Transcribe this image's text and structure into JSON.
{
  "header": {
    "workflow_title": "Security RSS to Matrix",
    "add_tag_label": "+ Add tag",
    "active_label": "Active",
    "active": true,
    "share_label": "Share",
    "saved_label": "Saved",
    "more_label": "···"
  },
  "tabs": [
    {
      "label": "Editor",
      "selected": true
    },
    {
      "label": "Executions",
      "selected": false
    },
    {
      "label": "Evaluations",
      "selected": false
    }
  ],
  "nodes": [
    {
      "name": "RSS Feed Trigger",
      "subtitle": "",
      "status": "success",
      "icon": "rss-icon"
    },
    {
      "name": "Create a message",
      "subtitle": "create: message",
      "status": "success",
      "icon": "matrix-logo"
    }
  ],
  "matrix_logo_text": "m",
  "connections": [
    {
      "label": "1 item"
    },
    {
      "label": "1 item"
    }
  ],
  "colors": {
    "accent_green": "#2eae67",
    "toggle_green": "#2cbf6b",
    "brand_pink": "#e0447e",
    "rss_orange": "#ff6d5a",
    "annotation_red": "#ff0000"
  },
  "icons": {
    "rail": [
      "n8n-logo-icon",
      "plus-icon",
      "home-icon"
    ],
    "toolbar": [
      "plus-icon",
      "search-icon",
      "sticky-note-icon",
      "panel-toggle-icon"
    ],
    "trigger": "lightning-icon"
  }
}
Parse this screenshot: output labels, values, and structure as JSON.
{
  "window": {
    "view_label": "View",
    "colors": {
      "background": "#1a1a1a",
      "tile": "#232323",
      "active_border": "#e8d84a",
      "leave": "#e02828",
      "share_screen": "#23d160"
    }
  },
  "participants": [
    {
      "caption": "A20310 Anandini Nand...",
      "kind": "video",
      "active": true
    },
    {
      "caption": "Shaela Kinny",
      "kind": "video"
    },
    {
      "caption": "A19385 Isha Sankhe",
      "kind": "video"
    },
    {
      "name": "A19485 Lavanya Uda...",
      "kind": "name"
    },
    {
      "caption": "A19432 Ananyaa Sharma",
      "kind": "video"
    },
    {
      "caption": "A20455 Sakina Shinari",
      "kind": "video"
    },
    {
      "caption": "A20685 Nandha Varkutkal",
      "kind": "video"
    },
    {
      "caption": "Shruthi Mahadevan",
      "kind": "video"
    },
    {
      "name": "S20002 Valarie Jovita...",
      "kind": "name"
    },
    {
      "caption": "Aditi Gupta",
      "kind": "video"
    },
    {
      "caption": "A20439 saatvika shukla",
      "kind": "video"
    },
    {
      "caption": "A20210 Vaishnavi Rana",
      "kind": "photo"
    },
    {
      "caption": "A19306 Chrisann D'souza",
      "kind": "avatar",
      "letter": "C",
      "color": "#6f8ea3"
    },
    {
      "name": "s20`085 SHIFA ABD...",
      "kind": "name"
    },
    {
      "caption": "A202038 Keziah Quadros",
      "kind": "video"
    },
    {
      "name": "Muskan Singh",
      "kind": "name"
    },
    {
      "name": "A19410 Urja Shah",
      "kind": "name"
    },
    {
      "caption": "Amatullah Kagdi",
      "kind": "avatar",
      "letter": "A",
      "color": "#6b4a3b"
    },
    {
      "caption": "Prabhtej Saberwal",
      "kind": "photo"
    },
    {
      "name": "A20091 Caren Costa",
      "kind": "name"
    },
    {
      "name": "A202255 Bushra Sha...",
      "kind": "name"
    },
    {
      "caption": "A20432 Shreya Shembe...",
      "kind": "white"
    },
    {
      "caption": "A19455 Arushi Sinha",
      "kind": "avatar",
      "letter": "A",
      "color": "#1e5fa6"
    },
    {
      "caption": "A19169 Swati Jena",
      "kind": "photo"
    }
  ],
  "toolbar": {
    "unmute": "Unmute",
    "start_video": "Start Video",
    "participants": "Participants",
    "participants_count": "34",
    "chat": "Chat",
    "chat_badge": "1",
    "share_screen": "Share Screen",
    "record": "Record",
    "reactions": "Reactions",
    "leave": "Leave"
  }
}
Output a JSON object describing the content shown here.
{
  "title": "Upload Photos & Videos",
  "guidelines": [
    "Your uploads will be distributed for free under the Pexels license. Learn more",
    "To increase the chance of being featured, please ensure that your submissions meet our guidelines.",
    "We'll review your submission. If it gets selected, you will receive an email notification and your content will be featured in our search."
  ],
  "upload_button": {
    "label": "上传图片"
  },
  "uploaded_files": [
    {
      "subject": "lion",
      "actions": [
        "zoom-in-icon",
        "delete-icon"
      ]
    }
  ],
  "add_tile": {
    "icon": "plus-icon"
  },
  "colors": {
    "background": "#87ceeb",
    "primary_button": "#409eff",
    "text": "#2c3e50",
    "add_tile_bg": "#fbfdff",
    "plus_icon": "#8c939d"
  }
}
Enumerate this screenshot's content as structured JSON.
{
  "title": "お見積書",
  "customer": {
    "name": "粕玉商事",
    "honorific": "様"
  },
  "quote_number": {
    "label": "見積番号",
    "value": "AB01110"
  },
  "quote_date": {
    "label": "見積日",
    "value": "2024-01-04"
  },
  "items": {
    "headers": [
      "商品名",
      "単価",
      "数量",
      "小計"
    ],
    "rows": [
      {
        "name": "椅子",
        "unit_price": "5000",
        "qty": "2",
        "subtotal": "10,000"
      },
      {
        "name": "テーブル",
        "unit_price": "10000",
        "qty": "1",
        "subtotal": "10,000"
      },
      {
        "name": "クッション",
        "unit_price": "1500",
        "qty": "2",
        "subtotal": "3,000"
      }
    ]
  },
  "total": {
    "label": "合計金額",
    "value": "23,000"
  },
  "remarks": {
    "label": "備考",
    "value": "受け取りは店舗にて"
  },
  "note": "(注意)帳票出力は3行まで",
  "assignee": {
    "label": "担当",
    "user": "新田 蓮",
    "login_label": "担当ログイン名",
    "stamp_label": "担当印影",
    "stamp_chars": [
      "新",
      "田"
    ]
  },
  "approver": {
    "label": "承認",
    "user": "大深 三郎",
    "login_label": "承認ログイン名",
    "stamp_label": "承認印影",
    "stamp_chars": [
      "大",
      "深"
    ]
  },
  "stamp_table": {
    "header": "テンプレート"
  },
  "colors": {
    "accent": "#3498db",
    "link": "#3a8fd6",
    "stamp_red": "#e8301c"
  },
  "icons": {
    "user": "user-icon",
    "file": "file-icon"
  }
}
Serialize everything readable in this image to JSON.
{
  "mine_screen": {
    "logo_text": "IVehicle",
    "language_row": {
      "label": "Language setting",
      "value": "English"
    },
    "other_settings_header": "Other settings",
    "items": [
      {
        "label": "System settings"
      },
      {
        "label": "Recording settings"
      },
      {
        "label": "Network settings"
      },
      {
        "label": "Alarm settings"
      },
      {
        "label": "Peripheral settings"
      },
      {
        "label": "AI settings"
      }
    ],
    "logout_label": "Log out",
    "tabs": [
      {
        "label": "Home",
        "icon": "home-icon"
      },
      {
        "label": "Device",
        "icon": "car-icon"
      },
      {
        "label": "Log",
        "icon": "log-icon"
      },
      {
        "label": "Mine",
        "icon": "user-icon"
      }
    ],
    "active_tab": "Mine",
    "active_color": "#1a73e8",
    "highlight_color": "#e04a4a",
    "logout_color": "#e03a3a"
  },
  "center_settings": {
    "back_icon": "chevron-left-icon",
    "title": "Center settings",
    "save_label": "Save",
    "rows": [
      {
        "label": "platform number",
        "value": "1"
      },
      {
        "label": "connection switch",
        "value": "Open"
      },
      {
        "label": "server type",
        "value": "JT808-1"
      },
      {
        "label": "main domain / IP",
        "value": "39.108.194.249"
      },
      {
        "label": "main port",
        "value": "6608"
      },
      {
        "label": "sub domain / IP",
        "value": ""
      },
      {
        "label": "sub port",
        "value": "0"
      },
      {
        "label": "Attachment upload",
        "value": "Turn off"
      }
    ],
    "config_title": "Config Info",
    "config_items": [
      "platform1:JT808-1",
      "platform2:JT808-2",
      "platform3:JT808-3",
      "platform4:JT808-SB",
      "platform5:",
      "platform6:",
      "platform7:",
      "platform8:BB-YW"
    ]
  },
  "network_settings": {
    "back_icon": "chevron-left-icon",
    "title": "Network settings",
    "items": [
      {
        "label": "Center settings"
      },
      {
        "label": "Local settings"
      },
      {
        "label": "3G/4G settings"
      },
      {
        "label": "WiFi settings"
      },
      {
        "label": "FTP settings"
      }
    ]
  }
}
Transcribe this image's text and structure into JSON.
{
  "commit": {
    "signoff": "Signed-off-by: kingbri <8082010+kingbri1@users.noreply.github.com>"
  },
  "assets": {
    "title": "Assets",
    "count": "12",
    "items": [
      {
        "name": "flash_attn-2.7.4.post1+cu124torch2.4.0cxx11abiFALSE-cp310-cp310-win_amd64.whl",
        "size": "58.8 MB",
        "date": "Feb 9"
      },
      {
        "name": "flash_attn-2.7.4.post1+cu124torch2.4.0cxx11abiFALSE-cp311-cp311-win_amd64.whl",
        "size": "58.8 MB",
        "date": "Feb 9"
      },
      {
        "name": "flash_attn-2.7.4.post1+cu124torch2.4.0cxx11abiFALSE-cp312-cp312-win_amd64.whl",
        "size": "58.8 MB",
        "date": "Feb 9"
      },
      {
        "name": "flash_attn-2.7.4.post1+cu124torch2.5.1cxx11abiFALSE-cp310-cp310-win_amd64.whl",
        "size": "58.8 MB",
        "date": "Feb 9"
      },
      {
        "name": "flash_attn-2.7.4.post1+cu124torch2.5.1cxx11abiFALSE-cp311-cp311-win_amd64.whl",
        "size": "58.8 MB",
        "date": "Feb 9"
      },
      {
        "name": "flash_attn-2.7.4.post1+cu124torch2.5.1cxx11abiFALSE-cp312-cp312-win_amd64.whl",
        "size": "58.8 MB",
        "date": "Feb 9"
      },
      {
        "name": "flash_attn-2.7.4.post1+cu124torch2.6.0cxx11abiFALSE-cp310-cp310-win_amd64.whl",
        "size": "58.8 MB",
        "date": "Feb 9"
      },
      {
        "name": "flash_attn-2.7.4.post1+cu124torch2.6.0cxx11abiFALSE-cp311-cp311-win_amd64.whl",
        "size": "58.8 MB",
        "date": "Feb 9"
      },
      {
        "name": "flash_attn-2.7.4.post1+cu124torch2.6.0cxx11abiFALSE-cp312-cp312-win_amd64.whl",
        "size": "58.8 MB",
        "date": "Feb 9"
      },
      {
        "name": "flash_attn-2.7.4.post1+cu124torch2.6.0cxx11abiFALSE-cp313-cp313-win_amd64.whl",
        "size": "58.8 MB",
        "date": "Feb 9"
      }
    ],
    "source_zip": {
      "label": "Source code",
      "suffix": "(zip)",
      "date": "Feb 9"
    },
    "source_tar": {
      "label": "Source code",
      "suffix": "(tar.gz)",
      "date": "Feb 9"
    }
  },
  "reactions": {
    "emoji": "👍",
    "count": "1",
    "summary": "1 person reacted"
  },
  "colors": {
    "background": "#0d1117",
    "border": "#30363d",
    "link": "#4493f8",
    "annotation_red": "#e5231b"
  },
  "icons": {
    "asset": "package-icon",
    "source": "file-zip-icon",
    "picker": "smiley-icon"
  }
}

━━━━━━

* [Aim]:
Look through the listing above. Pick out each line with "search" and copy it.

* [Reply to the task]:
      "search-icon",
    "We'll review your submission. If it gets selected, you will receive an email notification and your content will be featured in our search."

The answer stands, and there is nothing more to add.